BRANO DA LEGGERE
____________________

Il cielo in una stanza al Piccolo Bellini, la Napoli racchiusa tra quattro mura

Il cielo in una stanza al Piccolo Bellini, la Napoli racchiusa tra quattro mura

Dal 26 dicembre al 6 gennaio,  andrà in scena Il cielo in una stanza al Piccolo Bellini, nuova fatica della compagnia teatrale partenopea Punta Corsara.
Scritto e diretto da Emanuele Valenti, l’opera vede al testo la collaborazione di Armando Pirozzi, ed è interpretato da  Giuseppina Cervizzi, Christian Giroso, Sergio Longobardi, Valeria Pollice, Emanuele Valenti, Gianni Vastarella.
Lo spettacolo è prodotto da  Fondazione Teatro di Napoli – Teatro Bellini, 369gradi.

Il cielo in una stanza al Piccolo Bellini: quando gli alberi sono caduti

[…]Napule r’ ‘u Priatorio,

Napule lapetiate,

Napule r’ ‘u scuretorio,

Napule ce sta o’ sole[…]

Tratto da Napucalisse di Mimmo Borelli

Non si perderà qui tempo a parlare della Napoletanità e della sua presunta esistenza, d’altronde non gli concedono alcunché gli autori e gli attori della pièce.

____________________

RIGHE DI DATI
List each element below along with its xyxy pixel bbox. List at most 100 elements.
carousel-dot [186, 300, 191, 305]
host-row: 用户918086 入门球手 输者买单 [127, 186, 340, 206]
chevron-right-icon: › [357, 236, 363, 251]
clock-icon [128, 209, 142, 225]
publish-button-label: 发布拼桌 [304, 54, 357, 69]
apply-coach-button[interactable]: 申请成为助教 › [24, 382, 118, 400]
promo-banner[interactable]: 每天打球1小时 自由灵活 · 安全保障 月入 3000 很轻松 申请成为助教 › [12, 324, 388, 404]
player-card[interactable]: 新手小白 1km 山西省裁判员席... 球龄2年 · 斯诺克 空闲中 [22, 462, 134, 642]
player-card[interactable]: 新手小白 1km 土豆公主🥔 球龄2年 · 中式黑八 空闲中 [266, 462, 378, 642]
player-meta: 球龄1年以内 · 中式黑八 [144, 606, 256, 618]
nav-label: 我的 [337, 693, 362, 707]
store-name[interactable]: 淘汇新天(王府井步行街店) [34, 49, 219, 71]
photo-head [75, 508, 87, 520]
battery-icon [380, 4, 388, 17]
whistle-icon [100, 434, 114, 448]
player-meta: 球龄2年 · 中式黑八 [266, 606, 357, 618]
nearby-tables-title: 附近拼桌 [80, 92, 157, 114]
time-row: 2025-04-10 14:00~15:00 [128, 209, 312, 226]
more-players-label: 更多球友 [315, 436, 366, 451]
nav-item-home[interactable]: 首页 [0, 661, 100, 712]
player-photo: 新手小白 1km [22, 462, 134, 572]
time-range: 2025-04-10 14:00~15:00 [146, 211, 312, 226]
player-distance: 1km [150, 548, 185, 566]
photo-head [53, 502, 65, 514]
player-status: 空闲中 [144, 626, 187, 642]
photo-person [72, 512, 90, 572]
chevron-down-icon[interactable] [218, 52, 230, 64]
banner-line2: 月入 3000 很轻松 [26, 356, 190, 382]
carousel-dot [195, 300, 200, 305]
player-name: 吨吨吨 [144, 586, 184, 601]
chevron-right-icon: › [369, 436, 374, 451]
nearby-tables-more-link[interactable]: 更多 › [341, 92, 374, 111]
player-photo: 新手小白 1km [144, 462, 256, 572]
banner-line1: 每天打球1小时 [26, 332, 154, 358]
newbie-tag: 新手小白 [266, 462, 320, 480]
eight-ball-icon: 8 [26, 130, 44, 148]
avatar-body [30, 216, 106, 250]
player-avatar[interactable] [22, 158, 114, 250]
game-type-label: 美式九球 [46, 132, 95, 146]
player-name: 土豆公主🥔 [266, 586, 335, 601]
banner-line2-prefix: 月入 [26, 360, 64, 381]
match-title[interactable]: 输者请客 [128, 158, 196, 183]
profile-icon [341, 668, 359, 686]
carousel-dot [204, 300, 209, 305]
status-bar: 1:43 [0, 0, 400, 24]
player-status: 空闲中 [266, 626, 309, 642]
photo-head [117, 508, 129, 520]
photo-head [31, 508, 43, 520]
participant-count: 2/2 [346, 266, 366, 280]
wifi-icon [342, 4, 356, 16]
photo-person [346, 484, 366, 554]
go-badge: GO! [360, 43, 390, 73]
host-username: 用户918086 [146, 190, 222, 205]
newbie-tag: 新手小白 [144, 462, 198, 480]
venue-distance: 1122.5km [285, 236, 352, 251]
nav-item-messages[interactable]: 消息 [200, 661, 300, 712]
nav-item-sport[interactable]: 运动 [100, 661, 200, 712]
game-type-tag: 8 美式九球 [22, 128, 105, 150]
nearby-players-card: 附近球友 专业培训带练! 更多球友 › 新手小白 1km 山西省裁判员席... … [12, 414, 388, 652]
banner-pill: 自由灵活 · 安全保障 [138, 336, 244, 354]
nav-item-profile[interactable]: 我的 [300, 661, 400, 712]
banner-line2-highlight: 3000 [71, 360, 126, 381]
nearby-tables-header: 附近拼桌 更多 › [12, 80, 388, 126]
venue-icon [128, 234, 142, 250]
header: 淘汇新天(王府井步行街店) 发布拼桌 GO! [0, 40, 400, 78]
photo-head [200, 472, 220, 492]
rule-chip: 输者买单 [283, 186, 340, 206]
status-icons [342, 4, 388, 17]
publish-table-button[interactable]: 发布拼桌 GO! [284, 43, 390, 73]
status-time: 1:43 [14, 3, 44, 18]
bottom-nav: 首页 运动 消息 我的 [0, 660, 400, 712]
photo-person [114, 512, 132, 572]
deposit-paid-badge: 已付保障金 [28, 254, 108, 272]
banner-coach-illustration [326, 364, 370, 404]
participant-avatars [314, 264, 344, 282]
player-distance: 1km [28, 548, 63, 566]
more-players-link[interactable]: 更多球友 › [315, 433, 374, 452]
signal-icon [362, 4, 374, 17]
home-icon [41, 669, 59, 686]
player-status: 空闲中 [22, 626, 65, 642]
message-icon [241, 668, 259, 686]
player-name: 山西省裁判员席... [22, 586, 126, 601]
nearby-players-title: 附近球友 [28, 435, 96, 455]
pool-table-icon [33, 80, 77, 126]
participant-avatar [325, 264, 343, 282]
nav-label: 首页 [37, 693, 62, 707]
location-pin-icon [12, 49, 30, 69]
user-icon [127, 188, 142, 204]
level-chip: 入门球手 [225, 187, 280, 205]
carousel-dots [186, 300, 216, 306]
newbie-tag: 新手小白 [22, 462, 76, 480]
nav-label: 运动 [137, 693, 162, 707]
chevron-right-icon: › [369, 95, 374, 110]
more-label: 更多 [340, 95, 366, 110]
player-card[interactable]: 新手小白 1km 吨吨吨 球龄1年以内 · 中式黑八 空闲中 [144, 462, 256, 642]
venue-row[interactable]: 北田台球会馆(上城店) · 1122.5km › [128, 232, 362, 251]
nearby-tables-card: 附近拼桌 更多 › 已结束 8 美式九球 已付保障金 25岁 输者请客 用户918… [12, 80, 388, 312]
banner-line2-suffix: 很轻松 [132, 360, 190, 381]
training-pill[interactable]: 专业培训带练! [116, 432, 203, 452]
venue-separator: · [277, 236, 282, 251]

____________________

METTI IN PRATICA
**A)** Traduci in inglese questa frase del brano sullo spettacolo al Piccolo Bellini: «Dal 26 dicembre al 6 gennaio, andrà in scena Il cielo in una stanza al Piccolo Bellini, nuova fatica della compagnia teatrale partenopea Punta Corsara.»
**B)** Per ciascuna affermazione, indica se concorda con il brano sullo spettacolo al Piccolo Bellini e cita le parole del brano che lo stabiliscono: (i) lo spettacolo è scritto e diretto da Armando Pirozzi; (ii) Emanuele Valenti è anche tra gli interpreti; (iii) Punta Corsara è una compagnia teatrale napoletana.
Le righe non servono per svolgere gli esercizi.

RISPOSTE ATTESE
**A)** From December 26 to January 6, Il cielo in una stanza will be staged at the Piccolo Bellini, the latest work by the Neapolitan theater company Punta Corsara.

**B)**
(i) No: «Scritto e diretto da Emanuele Valenti».
(ii) Sì: «Valeria Pollice, Emanuele Valenti, Gianni Vastarella».
(iii) Sì: «compagnia teatrale partenopea Punta Corsara».